┌──

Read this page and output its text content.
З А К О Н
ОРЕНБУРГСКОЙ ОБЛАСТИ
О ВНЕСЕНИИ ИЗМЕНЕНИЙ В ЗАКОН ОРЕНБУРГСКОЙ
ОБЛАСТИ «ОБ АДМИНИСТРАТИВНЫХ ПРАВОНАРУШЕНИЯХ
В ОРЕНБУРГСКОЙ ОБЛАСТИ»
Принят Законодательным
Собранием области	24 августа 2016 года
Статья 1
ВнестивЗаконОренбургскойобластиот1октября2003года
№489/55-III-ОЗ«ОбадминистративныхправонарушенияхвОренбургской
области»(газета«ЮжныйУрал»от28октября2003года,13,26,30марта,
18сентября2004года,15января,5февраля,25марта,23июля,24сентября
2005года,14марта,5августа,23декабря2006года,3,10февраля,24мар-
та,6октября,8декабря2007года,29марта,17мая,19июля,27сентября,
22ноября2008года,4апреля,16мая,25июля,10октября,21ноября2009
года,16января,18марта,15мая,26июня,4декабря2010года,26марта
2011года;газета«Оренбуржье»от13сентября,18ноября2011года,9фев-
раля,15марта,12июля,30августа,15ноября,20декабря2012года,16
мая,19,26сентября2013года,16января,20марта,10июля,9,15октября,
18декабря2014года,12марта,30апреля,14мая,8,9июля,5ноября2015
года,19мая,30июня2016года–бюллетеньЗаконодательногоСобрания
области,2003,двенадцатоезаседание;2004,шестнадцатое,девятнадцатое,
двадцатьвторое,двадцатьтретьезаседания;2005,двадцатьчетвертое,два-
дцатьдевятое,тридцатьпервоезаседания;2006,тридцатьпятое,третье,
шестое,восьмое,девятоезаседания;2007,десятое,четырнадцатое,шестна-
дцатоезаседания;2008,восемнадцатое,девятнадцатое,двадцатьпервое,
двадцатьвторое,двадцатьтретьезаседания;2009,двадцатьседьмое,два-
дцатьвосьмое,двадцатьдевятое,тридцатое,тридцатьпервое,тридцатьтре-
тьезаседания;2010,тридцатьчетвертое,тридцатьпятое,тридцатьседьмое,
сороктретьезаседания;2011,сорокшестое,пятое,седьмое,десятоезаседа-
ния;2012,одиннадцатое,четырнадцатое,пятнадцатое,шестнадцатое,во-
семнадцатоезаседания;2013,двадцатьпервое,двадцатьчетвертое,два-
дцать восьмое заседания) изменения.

└──

_What is asked_
Return every line containing "девятнадцатое".

_Expected answer_
области,2003,двенадцатоезаседание;2004,шестнадцатое,девятнадцатое,
дцатоезаседания;2008,восемнадцатое,девятнадцатое,двадцатьпервое,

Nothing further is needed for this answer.